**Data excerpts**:
********
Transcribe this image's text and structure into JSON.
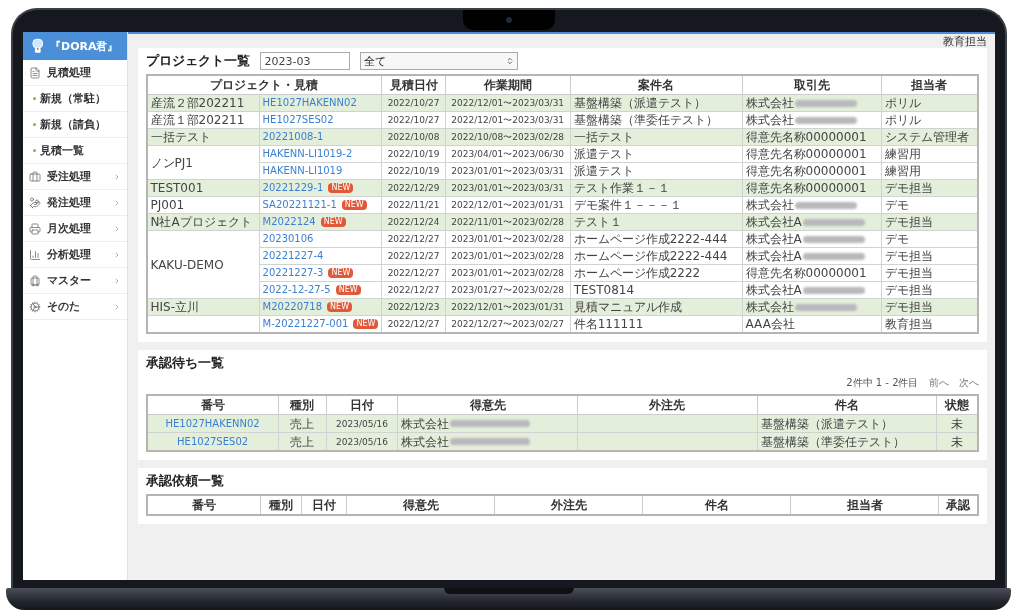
{
  "logo": {
    "text": "『DORA君』"
  },
  "user": {
    "name": "教育担当"
  },
  "sidebar": {
    "items": [
      {
        "label": "見積処理",
        "expanded": true,
        "children": [
          {
            "label": "新規（常駐）"
          },
          {
            "label": "新規（請負）"
          },
          {
            "label": "見積一覧"
          }
        ]
      },
      {
        "label": "受注処理",
        "expanded": false
      },
      {
        "label": "発注処理",
        "expanded": false
      },
      {
        "label": "月次処理",
        "expanded": false
      },
      {
        "label": "分析処理",
        "expanded": false
      },
      {
        "label": "マスター",
        "expanded": false
      },
      {
        "label": "そのた",
        "expanded": false
      }
    ]
  },
  "project_list": {
    "title": "プロジェクト一覧",
    "month_field": {
      "value": "2023-03"
    },
    "status_select": {
      "value": "全て"
    },
    "columns": [
      "プロジェクト・見積",
      "見積日付",
      "作業期間",
      "案件名",
      "取引先",
      "担当者"
    ],
    "projects": [
      {
        "name": "産流２部202211",
        "estimates": [
          {
            "number": "HE1027HAKENN02",
            "date": "2022/10/27",
            "period": "2022/12/01〜2023/03/31",
            "title": "基盤構築（派遣テスト）",
            "client": {
              "text": "株式会社",
              "redacted": true
            },
            "person": "ポリル"
          }
        ]
      },
      {
        "name": "産流１部202211",
        "estimates": [
          {
            "number": "HE1027SES02",
            "date": "2022/10/27",
            "period": "2022/12/01〜2023/03/31",
            "title": "基盤構築（準委任テスト）",
            "client": {
              "text": "株式会社",
              "redacted": true
            },
            "person": "ポリル"
          }
        ]
      },
      {
        "name": "一括テスト",
        "estimates": [
          {
            "number": "20221008-1",
            "date": "2022/10/08",
            "period": "2022/10/08〜2023/02/28",
            "title": "一括テスト",
            "client": {
              "text": "得意先名称00000001",
              "redacted": false
            },
            "person": "システム管理者"
          }
        ]
      },
      {
        "name": "ノンPJ1",
        "estimates": [
          {
            "number": "HAKENN-LI1019-2",
            "date": "2022/10/19",
            "period": "2023/04/01〜2023/06/30",
            "title": "派遣テスト",
            "client": {
              "text": "得意先名称00000001",
              "redacted": false
            },
            "person": "練習用"
          },
          {
            "number": "HAKENN-LI1019",
            "date": "2022/10/19",
            "period": "2023/01/01〜2023/03/31",
            "title": "派遣テスト",
            "client": {
              "text": "得意先名称00000001",
              "redacted": false
            },
            "person": "練習用"
          }
        ]
      },
      {
        "name": "TEST001",
        "estimates": [
          {
            "number": "20221229-1",
            "badge": "NEW",
            "date": "2022/12/29",
            "period": "2023/01/01〜2023/03/31",
            "title": "テスト作業１－１",
            "client": {
              "text": "得意先名称00000001",
              "redacted": false
            },
            "person": "デモ担当"
          }
        ]
      },
      {
        "name": "PJ001",
        "estimates": [
          {
            "number": "SA20221121-1",
            "badge": "NEW",
            "date": "2022/11/21",
            "period": "2022/12/01〜2023/01/31",
            "title": "デモ案件１－－－１",
            "client": {
              "text": "株式会社",
              "redacted": true
            },
            "person": "デモ"
          }
        ]
      },
      {
        "name": "N社Aプロジェクト",
        "estimates": [
          {
            "number": "M2022124",
            "badge": "NEW",
            "date": "2022/12/24",
            "period": "2022/11/01〜2023/02/28",
            "title": "テスト１",
            "client": {
              "text": "株式会社A",
              "redacted": true
            },
            "person": "デモ担当"
          }
        ]
      },
      {
        "name": "KAKU-DEMO",
        "estimates": [
          {
            "number": "20230106",
            "date": "2022/12/27",
            "period": "2023/01/01〜2023/02/28",
            "title": "ホームページ作成2222-444",
            "client": {
              "text": "株式会社A",
              "redacted": true
            },
            "person": "デモ"
          },
          {
            "number": "20221227-4",
            "date": "2022/12/27",
            "period": "2023/01/01〜2023/02/28",
            "title": "ホームページ作成2222-444",
            "client": {
              "text": "株式会社A",
              "redacted": true
            },
            "person": "デモ担当"
          },
          {
            "number": "20221227-3",
            "badge": "NEW",
            "date": "2022/12/27",
            "period": "2023/01/01〜2023/02/28",
            "title": "ホームページ作成2222",
            "client": {
              "text": "得意先名称00000001",
              "redacted": false
            },
            "person": "デモ担当"
          },
          {
            "number": "2022-12-27-5",
            "badge": "NEW",
            "date": "2022/12/27",
            "period": "2023/01/27〜2023/02/28",
            "title": "TEST0814",
            "client": {
              "text": "株式会社A",
              "redacted": true
            },
            "person": "デモ担当"
          }
        ]
      },
      {
        "name": "HIS-立川",
        "estimates": [
          {
            "number": "M20220718",
            "badge": "NEW",
            "date": "2022/12/23",
            "period": "2022/12/01〜2023/01/31",
            "title": "見積マニュアル作成",
            "client": {
              "text": "株式会社",
              "redacted": true
            },
            "person": "デモ担当"
          }
        ]
      },
      {
        "estimates": [
          {
            "number": "M-20221227-001",
            "badge": "NEW",
            "date": "2022/12/27",
            "period": "2022/12/27〜2023/02/27",
            "title": "件名111111",
            "client": {
              "text": "AAA会社",
              "redacted": false
            },
            "person": "教育担当"
          }
        ]
      }
    ]
  },
  "pending_approvals": {
    "title": "承認待ち一覧",
    "count": "2件中 1 - 2件目",
    "prev": "前へ",
    "next": "次へ",
    "columns": [
      "番号",
      "種別",
      "日付",
      "得意先",
      "外注先",
      "件名",
      "状態"
    ],
    "rows": [
      {
        "number": "HE1027HAKENN02",
        "type": "売上",
        "date": "2023/05/16",
        "customer": {
          "text": "株式会社",
          "redacted": true
        },
        "title": "基盤構築（派遣テスト）",
        "status": "未"
      },
      {
        "number": "HE1027SES02",
        "type": "売上",
        "date": "2023/05/16",
        "customer": {
          "text": "株式会社",
          "redacted": true
        },
        "title": "基盤構築（準委任テスト）",
        "status": "未"
      }
    ]
  },
  "approval_requests": {
    "title": "承認依頼一覧",
    "columns": [
      "番号",
      "種別",
      "日付",
      "得意先",
      "外注先",
      "件名",
      "担当者",
      "承認"
    ]
  }
}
********
**Exercise details**: Copy all lines in the listing above where the string "name" appears.

**Solution below**:
    "name": "教育担当"
        "name": "産流２部202211",
        "name": "産流１部202211",
        "name": "一括テスト",
        "name": "ノンPJ1",
        "name": "TEST001",
        "name": "PJ001",
        "name": "N社Aプロジェクト",
        "name": "KAKU-DEMO",
        "name": "HIS-立川",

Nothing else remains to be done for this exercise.